* **SHORT EXERCISE**
Quote every entry word for word.

_ _ _ _ _

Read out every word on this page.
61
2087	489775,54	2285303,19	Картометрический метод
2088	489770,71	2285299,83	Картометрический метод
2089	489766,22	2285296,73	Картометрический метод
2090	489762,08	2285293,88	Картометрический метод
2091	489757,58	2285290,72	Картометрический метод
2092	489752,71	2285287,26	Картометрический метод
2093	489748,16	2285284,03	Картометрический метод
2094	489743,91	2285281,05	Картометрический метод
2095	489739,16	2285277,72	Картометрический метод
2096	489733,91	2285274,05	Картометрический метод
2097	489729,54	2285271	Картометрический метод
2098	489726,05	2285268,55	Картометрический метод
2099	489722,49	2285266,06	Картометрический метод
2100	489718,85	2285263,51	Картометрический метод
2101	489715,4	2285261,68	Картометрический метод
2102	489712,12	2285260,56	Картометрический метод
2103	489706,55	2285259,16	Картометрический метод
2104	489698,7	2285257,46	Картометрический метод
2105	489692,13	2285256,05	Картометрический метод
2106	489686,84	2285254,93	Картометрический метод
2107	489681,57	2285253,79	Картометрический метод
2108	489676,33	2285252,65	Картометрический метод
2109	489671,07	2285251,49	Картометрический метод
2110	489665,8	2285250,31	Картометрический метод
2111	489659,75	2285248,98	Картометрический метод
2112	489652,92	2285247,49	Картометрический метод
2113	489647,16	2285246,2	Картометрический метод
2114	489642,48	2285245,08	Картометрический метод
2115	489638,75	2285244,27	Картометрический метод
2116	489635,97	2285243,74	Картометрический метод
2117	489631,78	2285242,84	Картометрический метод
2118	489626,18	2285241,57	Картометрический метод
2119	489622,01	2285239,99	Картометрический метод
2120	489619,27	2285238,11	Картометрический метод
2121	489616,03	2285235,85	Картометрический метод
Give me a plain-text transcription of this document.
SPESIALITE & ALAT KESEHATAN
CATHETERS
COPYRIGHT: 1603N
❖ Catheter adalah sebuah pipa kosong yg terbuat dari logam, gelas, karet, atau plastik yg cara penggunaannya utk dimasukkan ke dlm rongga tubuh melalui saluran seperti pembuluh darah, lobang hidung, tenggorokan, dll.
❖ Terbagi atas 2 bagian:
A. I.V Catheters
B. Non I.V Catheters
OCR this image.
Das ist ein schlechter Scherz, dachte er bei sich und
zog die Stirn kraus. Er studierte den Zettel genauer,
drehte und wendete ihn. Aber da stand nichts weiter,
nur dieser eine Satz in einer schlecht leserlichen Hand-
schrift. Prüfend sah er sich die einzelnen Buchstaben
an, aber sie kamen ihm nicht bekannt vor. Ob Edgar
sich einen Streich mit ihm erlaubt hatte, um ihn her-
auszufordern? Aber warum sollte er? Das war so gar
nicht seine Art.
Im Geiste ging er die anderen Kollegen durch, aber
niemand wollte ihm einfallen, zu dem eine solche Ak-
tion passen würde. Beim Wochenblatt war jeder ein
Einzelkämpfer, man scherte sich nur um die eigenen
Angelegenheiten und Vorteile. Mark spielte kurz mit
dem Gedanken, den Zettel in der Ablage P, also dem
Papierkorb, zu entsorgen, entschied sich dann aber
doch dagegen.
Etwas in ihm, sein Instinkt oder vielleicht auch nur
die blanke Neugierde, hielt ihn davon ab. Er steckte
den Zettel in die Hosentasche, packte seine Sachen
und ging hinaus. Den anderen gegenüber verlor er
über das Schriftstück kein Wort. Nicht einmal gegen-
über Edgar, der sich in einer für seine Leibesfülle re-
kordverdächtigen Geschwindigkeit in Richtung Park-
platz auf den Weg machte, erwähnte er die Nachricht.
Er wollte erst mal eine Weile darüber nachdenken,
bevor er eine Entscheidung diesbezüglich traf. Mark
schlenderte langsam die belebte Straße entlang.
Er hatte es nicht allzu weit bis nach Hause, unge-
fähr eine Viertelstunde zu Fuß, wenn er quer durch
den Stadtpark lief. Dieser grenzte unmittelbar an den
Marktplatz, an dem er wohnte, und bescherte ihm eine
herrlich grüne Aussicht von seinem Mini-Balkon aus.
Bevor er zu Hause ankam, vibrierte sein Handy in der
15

_ _ _ _ _

* **RESPONSE**
Read out every word on this page.
61
2087	489775,54	2285303,19	Картометрический метод
2088	489770,71	2285299,83	Картометрический метод
2089	489766,22	2285296,73	Картометрический метод
2090	489762,08	2285293,88	Картометрический метод
2091	489757,58	2285290,72	Картометрический метод
2092	489752,71	2285287,26	Картометрический метод
2093	489748,16	2285284,03	Картометрический метод
2094	489743,91	2285281,05	Картометрический метод
2095	489739,16	2285277,72	Картометрический метод
2096	489733,91	2285274,05	Картометрический метод
2097	489729,54	2285271	Картометрический метод
2098	489726,05	2285268,55	Картометрический метод
2099	489722,49	2285266,06	Картометрический метод
2100	489718,85	2285263,51	Картометрический метод
2101	489715,4	2285261,68	Картометрический метод
2102	489712,12	2285260,56	Картометрический метод
2103	489706,55	2285259,16	Картометрический метод
2104	489698,7	2285257,46	Картометрический метод
2105	489692,13	2285256,05	Картометрический метод
2106	489686,84	2285254,93	Картометрический метод
2107	489681,57	2285253,79	Картометрический метод
2108	489676,33	2285252,65	Картометрический метод
2109	489671,07	2285251,49	Картометрический метод
2110	489665,8	2285250,31	Картометрический метод
2111	489659,75	2285248,98	Картометрический метод
2112	489652,92	2285247,49	Картометрический метод
2113	489647,16	2285246,2	Картометрический метод
2114	489642,48	2285245,08	Картометрический метод
2115	489638,75	2285244,27	Картометрический метод
2116	489635,97	2285243,74	Картометрический метод
2117	489631,78	2285242,84	Картометрический метод
2118	489626,18	2285241,57	Картометрический метод
2119	489622,01	2285239,99	Картометрический метод
2120	489619,27	2285238,11	Картометрический метод
2121	489616,03	2285235,85	Картометрический метод
Give me a plain-text transcription of this document.
SPESIALITE & ALAT KESEHATAN
CATHETERS
COPYRIGHT: 1603N
❖ Catheter adalah sebuah pipa kosong yg terbuat dari logam, gelas, karet, atau plastik yg cara penggunaannya utk dimasukkan ke dlm rongga tubuh melalui saluran seperti pembuluh darah, lobang hidung, tenggorokan, dll.
❖ Terbagi atas 2 bagian:
A. I.V Catheters
B. Non I.V Catheters
OCR this image.
Das ist ein schlechter Scherz, dachte er bei sich und
zog die Stirn kraus. Er studierte den Zettel genauer,
drehte und wendete ihn. Aber da stand nichts weiter,
nur dieser eine Satz in einer schlecht leserlichen Hand-
schrift. Prüfend sah er sich die einzelnen Buchstaben
an, aber sie kamen ihm nicht bekannt vor. Ob Edgar
sich einen Streich mit ihm erlaubt hatte, um ihn her-
auszufordern? Aber warum sollte er? Das war so gar
nicht seine Art.
Im Geiste ging er die anderen Kollegen durch, aber
niemand wollte ihm einfallen, zu dem eine solche Ak-
tion passen würde. Beim Wochenblatt war jeder ein
Einzelkämpfer, man scherte sich nur um die eigenen
Angelegenheiten und Vorteile. Mark spielte kurz mit
dem Gedanken, den Zettel in der Ablage P, also dem
Papierkorb, zu entsorgen, entschied sich dann aber
doch dagegen.
Etwas in ihm, sein Instinkt oder vielleicht auch nur
die blanke Neugierde, hielt ihn davon ab. Er steckte
den Zettel in die Hosentasche, packte seine Sachen
und ging hinaus. Den anderen gegenüber verlor er
über das Schriftstück kein Wort. Nicht einmal gegen-
über Edgar, der sich in einer für seine Leibesfülle re-
kordverdächtigen Geschwindigkeit in Richtung Park-
platz auf den Weg machte, erwähnte er die Nachricht.
Er wollte erst mal eine Weile darüber nachdenken,
bevor er eine Entscheidung diesbezüglich traf. Mark
schlenderte langsam die belebte Straße entlang.
Er hatte es nicht allzu weit bis nach Hause, unge-
fähr eine Viertelstunde zu Fuß, wenn er quer durch
den Stadtpark lief. Dieser grenzte unmittelbar an den
Marktplatz, an dem er wohnte, und bescherte ihm eine
herrlich grüne Aussicht von seinem Mini-Balkon aus.
Bevor er zu Hause ankam, vibrierte sein Handy in der
15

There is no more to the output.